### Passage provided
>> Begin

RAT / RunAnyThing

RAT: RunAnyThing via Fully Automated Environment Configuration

RAT is a language-agnostic framework for automated repository-level environment configuration. It combines semantic initialization, dual-mode planning, specialized tools, and robust sandboxing to improve executability across heterogeneous real-world repositories.

Framework

RAT framework overview

Language-Agnostic Abstraction

Unifies language-specific dependency patterns, package managers, and test runners under one interface.

ImageRetriever Initialization

Semantically analyzes repo artifacts, infers base images, and scores candidate images from Docker Hub.

Planning Modes

Supports Standard Plan Mode and Automated Plan Mode with a structured memory.

Specialized Toolset

Includes read/edit/outline/search/issue retrieval/version switch/error recovery/CI parse/test runners.

Robust Sandbox Generation

Builds tailored Docker environments and runs pre-flight validation before agent execution.

Long-term Expertise

Serializes historical trajectory knowledge to improve future configuration precision.

>> End

### Parts of the exercise
1. Using the RAT page, answer each question on its own line:
(a) From where does ImageRetriever score candidate images?
(b) Which two planning modes does RAT support?
(c) What does RAT run before agent execution once it has built the Docker environments?
2. Does each statement agree with the RAT page? Answer yes or no and quote the words that decide it.
(a) RAT is designed for repositories written in a single programming language.
(b) The specialized toolset includes a tool for parsing CI.
(c) RAT discards historical trajectory knowledge after each configuration.
3. Continue the RAT page from its final line.

### Material shown
>> Begin

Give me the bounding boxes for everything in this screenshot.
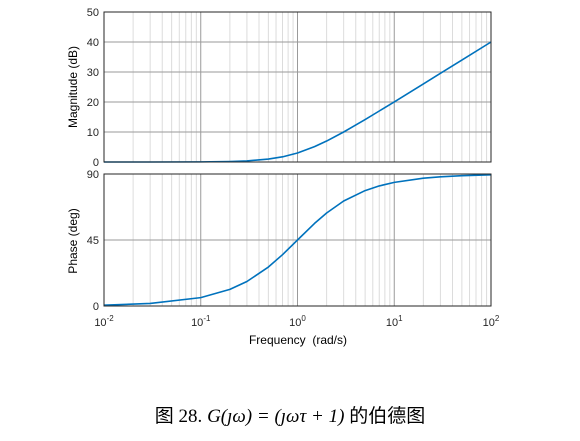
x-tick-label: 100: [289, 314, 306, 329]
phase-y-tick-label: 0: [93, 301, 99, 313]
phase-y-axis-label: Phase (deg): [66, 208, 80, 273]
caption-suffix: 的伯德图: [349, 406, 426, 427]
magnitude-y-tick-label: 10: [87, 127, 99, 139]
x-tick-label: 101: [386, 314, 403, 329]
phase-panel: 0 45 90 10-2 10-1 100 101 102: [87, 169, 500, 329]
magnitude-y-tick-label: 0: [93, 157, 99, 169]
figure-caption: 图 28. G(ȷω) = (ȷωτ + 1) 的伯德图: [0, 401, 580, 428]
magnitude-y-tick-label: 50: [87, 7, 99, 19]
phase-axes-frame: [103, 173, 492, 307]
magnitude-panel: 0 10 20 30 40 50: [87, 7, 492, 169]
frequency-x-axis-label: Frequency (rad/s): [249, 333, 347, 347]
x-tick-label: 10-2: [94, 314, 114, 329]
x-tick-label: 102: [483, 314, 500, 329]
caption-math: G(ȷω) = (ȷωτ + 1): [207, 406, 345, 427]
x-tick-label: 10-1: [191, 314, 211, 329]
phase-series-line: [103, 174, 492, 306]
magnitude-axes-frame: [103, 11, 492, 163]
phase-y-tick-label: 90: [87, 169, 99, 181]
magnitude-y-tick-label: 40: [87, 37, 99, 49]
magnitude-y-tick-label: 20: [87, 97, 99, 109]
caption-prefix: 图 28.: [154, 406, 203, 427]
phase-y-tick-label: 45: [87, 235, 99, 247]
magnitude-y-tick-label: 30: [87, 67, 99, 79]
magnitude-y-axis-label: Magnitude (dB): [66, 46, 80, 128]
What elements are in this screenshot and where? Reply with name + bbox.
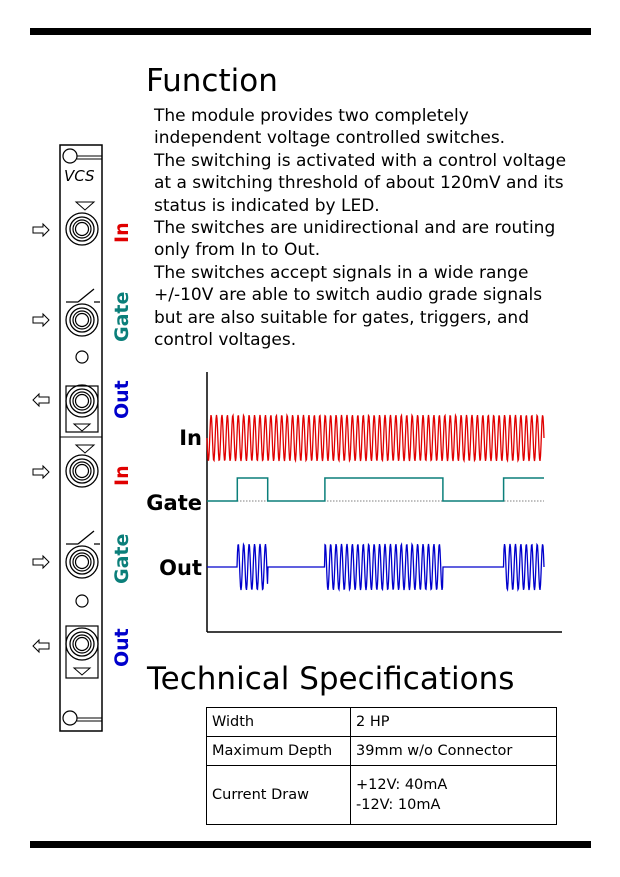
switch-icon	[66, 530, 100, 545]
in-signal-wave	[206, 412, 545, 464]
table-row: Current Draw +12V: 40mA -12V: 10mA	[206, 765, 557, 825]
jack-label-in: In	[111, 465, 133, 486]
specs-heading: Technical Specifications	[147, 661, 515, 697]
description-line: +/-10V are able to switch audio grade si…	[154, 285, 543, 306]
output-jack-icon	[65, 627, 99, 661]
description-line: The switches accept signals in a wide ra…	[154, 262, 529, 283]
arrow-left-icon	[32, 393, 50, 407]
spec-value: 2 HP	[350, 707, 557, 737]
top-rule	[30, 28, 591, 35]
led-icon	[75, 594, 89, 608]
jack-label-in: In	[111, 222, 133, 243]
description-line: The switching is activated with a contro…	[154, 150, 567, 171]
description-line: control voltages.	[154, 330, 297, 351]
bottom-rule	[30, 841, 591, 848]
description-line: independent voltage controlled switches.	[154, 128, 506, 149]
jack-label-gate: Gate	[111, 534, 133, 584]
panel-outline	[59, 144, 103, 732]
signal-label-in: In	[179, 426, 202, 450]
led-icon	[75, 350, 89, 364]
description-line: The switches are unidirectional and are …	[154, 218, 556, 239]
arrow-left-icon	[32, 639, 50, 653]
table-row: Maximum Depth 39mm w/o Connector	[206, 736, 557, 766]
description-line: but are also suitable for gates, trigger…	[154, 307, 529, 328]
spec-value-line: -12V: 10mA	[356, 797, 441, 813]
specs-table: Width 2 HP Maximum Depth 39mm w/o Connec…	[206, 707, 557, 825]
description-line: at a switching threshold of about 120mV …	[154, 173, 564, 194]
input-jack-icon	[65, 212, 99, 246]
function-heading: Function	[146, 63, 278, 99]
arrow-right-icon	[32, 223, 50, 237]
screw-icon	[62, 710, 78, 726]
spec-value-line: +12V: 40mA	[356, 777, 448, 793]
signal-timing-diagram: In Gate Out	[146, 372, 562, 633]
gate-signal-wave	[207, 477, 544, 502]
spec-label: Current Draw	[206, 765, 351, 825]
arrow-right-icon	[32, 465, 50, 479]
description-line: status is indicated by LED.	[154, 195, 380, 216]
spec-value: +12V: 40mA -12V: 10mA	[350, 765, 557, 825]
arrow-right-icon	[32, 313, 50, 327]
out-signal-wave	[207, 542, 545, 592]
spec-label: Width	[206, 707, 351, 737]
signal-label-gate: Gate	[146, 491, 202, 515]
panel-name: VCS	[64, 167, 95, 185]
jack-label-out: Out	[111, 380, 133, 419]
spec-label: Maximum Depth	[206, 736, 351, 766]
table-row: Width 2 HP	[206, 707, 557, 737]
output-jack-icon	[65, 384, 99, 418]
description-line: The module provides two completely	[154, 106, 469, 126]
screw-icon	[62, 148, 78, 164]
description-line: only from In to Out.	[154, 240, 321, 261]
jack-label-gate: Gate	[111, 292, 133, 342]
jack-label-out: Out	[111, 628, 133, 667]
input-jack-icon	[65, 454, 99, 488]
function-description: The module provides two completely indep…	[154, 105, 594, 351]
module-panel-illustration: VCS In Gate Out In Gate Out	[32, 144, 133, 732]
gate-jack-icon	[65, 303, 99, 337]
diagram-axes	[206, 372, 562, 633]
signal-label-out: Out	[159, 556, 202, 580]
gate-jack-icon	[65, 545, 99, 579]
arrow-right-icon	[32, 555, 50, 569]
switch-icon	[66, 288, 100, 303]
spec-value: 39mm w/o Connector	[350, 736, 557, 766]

>> End

### Answers given
1.
(a) Docker Hub.
(b) Standard Plan Mode and Automated Plan Mode.
(c) Pre-flight validation.

2.
(a) No: "RAT is a language-agnostic framework for automated repository-level environment configuration."
(b) Yes: "CI parse"
(c) No: "Serializes historical trajectory knowledge to improve future configuration precision."

3.
RATBench

RATBench is a large-scale benchmark targeting distribution diversity, language diversity, and availability diversity, with executability-driven validation.

Benchmark # Repos Langs. Stratified Auto-Collect Exec-Verified Difficulty Levels
RATBench 2,000+ P, J, R, JS/TS Yes Yes Yes Yes
EnvBench 994 P, J, K No Yes No No
Repo2Run 420 P No Yes Yes No
ExecutionAgent 50 14 Langs No No Yes No
Beyond Pip 40 P No No Yes No

P: Python, J: Java, K: Kotlin, R: Rust, JS/TS: JavaScript/TypeScript.

Experiments

We define ESSR with scenario-specific handling. For Python, it refines the metric to account for pre-existing repository issues.

Python: ESSR = N_pass / N_verified
General form: ESSR = N_pass / N

Here, N_pass is the number of tests that pass in the configured environment; N is the total number of repository tests; and N_verified is the subset of tests verified as inherently valid (excluding pre-existing broken tests).

For Java / Rust / JS/TS, success is defined by deterministic build/installation command completion without errors.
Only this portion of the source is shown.